* **Instructions to follow**
The records below are made of lines; count those holding the word "faixa" and give the number only.

* **Collection entries**
++++
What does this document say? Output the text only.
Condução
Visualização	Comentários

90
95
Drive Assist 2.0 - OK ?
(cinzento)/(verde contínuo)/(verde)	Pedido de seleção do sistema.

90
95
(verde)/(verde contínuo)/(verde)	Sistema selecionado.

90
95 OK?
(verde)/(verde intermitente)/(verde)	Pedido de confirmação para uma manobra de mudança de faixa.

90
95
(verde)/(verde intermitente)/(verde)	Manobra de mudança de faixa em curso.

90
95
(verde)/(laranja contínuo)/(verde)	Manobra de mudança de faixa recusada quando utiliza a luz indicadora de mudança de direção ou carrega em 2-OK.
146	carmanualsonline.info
++++
* **Finished exercise**
3